__Information provided__.

**********

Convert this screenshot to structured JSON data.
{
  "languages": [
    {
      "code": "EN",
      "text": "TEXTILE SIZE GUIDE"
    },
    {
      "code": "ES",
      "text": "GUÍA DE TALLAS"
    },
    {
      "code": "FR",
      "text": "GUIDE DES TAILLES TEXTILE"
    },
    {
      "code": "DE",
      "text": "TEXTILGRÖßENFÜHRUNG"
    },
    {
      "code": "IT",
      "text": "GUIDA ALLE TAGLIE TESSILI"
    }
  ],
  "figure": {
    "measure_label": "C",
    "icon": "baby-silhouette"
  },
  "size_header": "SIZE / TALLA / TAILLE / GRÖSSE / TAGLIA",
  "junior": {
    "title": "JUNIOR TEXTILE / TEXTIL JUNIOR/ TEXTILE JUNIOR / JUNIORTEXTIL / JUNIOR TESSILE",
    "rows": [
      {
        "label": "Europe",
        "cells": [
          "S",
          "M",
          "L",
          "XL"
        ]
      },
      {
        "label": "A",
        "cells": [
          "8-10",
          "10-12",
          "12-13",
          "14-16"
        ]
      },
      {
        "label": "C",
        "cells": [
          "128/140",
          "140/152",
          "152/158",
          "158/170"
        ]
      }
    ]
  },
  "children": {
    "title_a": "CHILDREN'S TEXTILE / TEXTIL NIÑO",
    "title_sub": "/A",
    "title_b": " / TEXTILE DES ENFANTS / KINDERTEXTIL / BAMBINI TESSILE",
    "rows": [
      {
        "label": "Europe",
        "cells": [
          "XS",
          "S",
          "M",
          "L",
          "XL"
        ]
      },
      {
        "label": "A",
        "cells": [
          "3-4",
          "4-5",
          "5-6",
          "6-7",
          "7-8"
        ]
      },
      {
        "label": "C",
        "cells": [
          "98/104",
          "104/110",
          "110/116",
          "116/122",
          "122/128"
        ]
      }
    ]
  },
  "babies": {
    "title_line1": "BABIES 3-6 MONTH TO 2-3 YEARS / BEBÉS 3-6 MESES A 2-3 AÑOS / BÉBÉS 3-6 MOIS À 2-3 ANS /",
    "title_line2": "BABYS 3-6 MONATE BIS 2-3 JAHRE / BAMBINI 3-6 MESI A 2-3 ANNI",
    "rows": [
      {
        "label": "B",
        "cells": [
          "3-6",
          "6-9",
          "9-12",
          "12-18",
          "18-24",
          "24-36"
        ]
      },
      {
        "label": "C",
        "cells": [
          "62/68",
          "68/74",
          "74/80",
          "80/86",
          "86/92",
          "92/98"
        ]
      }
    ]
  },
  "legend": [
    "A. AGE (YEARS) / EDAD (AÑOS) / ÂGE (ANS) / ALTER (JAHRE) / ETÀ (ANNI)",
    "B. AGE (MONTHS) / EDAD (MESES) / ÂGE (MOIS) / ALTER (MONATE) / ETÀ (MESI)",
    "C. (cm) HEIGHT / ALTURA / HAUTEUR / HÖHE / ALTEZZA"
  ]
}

**********

__Aim__.
Write the data back out verbatim.

__Final result__.
Convert this screenshot to structured JSON data.
{
  "languages": [
    {
      "code": "EN",
      "text": "TEXTILE SIZE GUIDE"
    },
    {
      "code": "ES",
      "text": "GUÍA DE TALLAS"
    },
    {
      "code": "FR",
      "text": "GUIDE DES TAILLES TEXTILE"
    },
    {
      "code": "DE",
      "text": "TEXTILGRÖßENFÜHRUNG"
    },
    {
      "code": "IT",
      "text": "GUIDA ALLE TAGLIE TESSILI"
    }
  ],
  "figure": {
    "measure_label": "C",
    "icon": "baby-silhouette"
  },
  "size_header": "SIZE / TALLA / TAILLE / GRÖSSE / TAGLIA",
  "junior": {
    "title": "JUNIOR TEXTILE / TEXTIL JUNIOR/ TEXTILE JUNIOR / JUNIORTEXTIL / JUNIOR TESSILE",
    "rows": [
      {
        "label": "Europe",
        "cells": [
          "S",
          "M",
          "L",
          "XL"
        ]
      },
      {
        "label": "A",
        "cells": [
          "8-10",
          "10-12",
          "12-13",
          "14-16"
        ]
      },
      {
        "label": "C",
        "cells": [
          "128/140",
          "140/152",
          "152/158",
          "158/170"
        ]
      }
    ]
  },
  "children": {
    "title_a": "CHILDREN'S TEXTILE / TEXTIL NIÑO",
    "title_sub": "/A",
    "title_b": " / TEXTILE DES ENFANTS / KINDERTEXTIL / BAMBINI TESSILE",
    "rows": [
      {
        "label": "Europe",
        "cells": [
          "XS",
          "S",
          "M",
          "L",
          "XL"
        ]
      },
      {
        "label": "A",
        "cells": [
          "3-4",
          "4-5",
          "5-6",
          "6-7",
          "7-8"
        ]
      },
      {
        "label": "C",
        "cells": [
          "98/104",
          "104/110",
          "110/116",
          "116/122",
          "122/128"
        ]
      }
    ]
  },
  "babies": {
    "title_line1": "BABIES 3-6 MONTH TO 2-3 YEARS / BEBÉS 3-6 MESES A 2-3 AÑOS / BÉBÉS 3-6 MOIS À 2-3 ANS /",
    "title_line2": "BABYS 3-6 MONATE BIS 2-3 JAHRE / BAMBINI 3-6 MESI A 2-3 ANNI",
    "rows": [
      {
        "label": "B",
        "cells": [
          "3-6",
          "6-9",
          "9-12",
          "12-18",
          "18-24",
          "24-36"
        ]
      },
      {
        "label": "C",
        "cells": [
          "62/68",
          "68/74",
          "74/80",
          "80/86",
          "86/92",
          "92/98"
        ]
      }
    ]
  },
  "legend": [
    "A. AGE (YEARS) / EDAD (AÑOS) / ÂGE (ANS) / ALTER (JAHRE) / ETÀ (ANNI)",
    "B. AGE (MONTHS) / EDAD (MESES) / ÂGE (MOIS) / ALTER (MONATE) / ETÀ (MESI)",
    "C. (cm) HEIGHT / ALTURA / HAUTEUR / HÖHE / ALTEZZA"
  ]
}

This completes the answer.